Without including any pictures, copy each entry below exactly.

═════ Records to process

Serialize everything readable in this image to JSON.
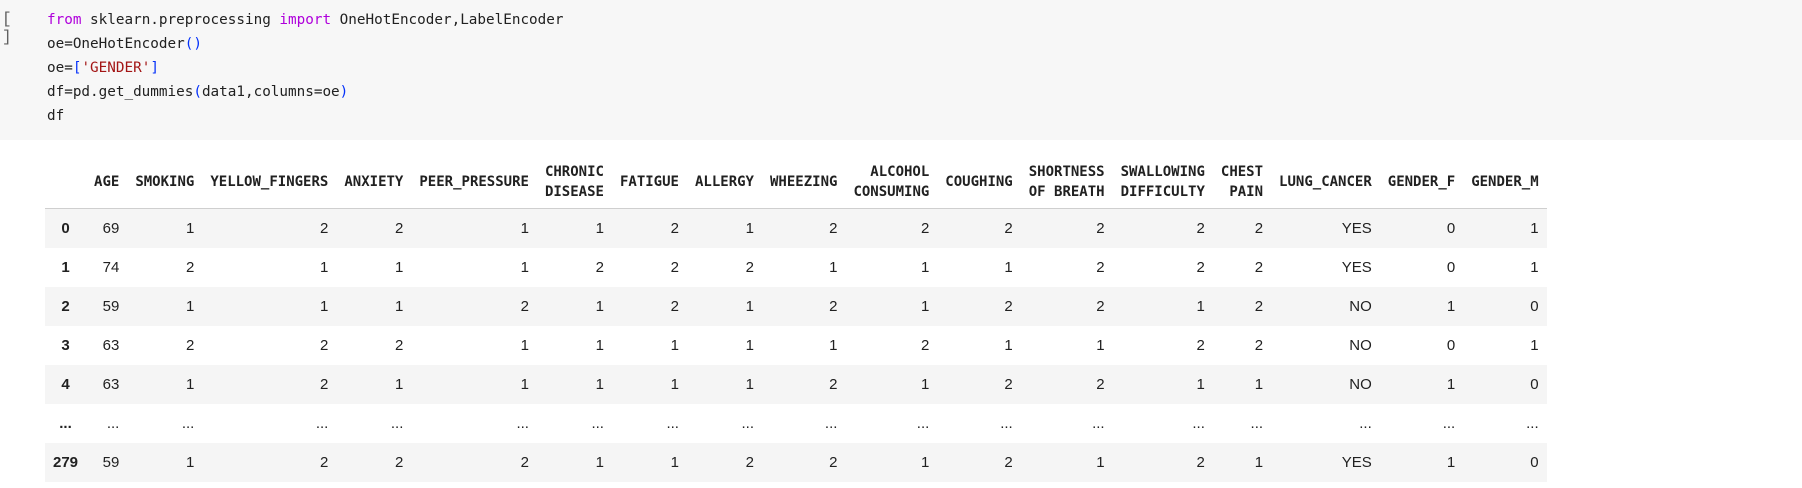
{
  "cell": {
    "run_label": "[ ]",
    "code_lines": [
      "from sklearn.preprocessing import OneHotEncoder,LabelEncoder",
      "oe=OneHotEncoder()",
      "oe=['GENDER']",
      "df=pd.get_dummies(data1,columns=oe)",
      "df"
    ]
  },
  "table": {
    "columns": [
      "",
      "AGE",
      "SMOKING",
      "YELLOW_FINGERS",
      "ANXIETY",
      "PEER_PRESSURE",
      "CHRONIC\nDISEASE",
      "FATIGUE",
      "ALLERGY",
      "WHEEZING",
      "ALCOHOL\nCONSUMING",
      "COUGHING",
      "SHORTNESS\nOF BREATH",
      "SWALLOWING\nDIFFICULTY",
      "CHEST\nPAIN",
      "LUNG_CANCER",
      "GENDER_F",
      "GENDER_M"
    ],
    "rows": [
      [
        "0",
        "69",
        "1",
        "2",
        "2",
        "1",
        "1",
        "2",
        "1",
        "2",
        "2",
        "2",
        "2",
        "2",
        "2",
        "YES",
        "0",
        "1"
      ],
      [
        "1",
        "74",
        "2",
        "1",
        "1",
        "1",
        "2",
        "2",
        "2",
        "1",
        "1",
        "1",
        "2",
        "2",
        "2",
        "YES",
        "0",
        "1"
      ],
      [
        "2",
        "59",
        "1",
        "1",
        "1",
        "2",
        "1",
        "2",
        "1",
        "2",
        "1",
        "2",
        "2",
        "1",
        "2",
        "NO",
        "1",
        "0"
      ],
      [
        "3",
        "63",
        "2",
        "2",
        "2",
        "1",
        "1",
        "1",
        "1",
        "1",
        "2",
        "1",
        "1",
        "2",
        "2",
        "NO",
        "0",
        "1"
      ],
      [
        "4",
        "63",
        "1",
        "2",
        "1",
        "1",
        "1",
        "1",
        "1",
        "2",
        "1",
        "2",
        "2",
        "1",
        "1",
        "NO",
        "1",
        "0"
      ],
      [
        "...",
        "...",
        "...",
        "...",
        "...",
        "...",
        "...",
        "...",
        "...",
        "...",
        "...",
        "...",
        "...",
        "...",
        "...",
        "...",
        "...",
        "..."
      ],
      [
        "279",
        "59",
        "1",
        "2",
        "2",
        "2",
        "1",
        "1",
        "2",
        "2",
        "1",
        "2",
        "1",
        "2",
        "1",
        "YES",
        "1",
        "0"
      ]
    ]
  }
}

══════════

### [Result for this task]
Serialize everything readable in this image to JSON.
{
  "cell": {
    "run_label": "[ ]",
    "code_lines": [
      "from sklearn.preprocessing import OneHotEncoder,LabelEncoder",
      "oe=OneHotEncoder()",
      "oe=['GENDER']",
      "df=pd.get_dummies(data1,columns=oe)",
      "df"
    ]
  },
  "table": {
    "columns": [
      "",
      "AGE",
      "SMOKING",
      "YELLOW_FINGERS",
      "ANXIETY",
      "PEER_PRESSURE",
      "CHRONIC\nDISEASE",
      "FATIGUE",
      "ALLERGY",
      "WHEEZING",
      "ALCOHOL\nCONSUMING",
      "COUGHING",
      "SHORTNESS\nOF BREATH",
      "SWALLOWING\nDIFFICULTY",
      "CHEST\nPAIN",
      "LUNG_CANCER",
      "GENDER_F",
      "GENDER_M"
    ],
    "rows": [
      [
        "0",
        "69",
        "1",
        "2",
        "2",
        "1",
        "1",
        "2",
        "1",
        "2",
        "2",
        "2",
        "2",
        "2",
        "2",
        "YES",
        "0",
        "1"
      ],
      [
        "1",
        "74",
        "2",
        "1",
        "1",
        "1",
        "2",
        "2",
        "2",
        "1",
        "1",
        "1",
        "2",
        "2",
        "2",
        "YES",
        "0",
        "1"
      ],
      [
        "2",
        "59",
        "1",
        "1",
        "1",
        "2",
        "1",
        "2",
        "1",
        "2",
        "1",
        "2",
        "2",
        "1",
        "2",
        "NO",
        "1",
        "0"
      ],
      [
        "3",
        "63",
        "2",
        "2",
        "2",
        "1",
        "1",
        "1",
        "1",
        "1",
        "2",
        "1",
        "1",
        "2",
        "2",
        "NO",
        "0",
        "1"
      ],
      [
        "4",
        "63",
        "1",
        "2",
        "1",
        "1",
        "1",
        "1",
        "1",
        "2",
        "1",
        "2",
        "2",
        "1",
        "1",
        "NO",
        "1",
        "0"
      ],
      [
        "...",
        "...",
        "...",
        "...",
        "...",
        "...",
        "...",
        "...",
        "...",
        "...",
        "...",
        "...",
        "...",
        "...",
        "...",
        "...",
        "...",
        "..."
      ],
      [
        "279",
        "59",
        "1",
        "2",
        "2",
        "2",
        "1",
        "1",
        "2",
        "2",
        "1",
        "2",
        "1",
        "2",
        "1",
        "YES",
        "1",
        "0"
      ]
    ]
  }
}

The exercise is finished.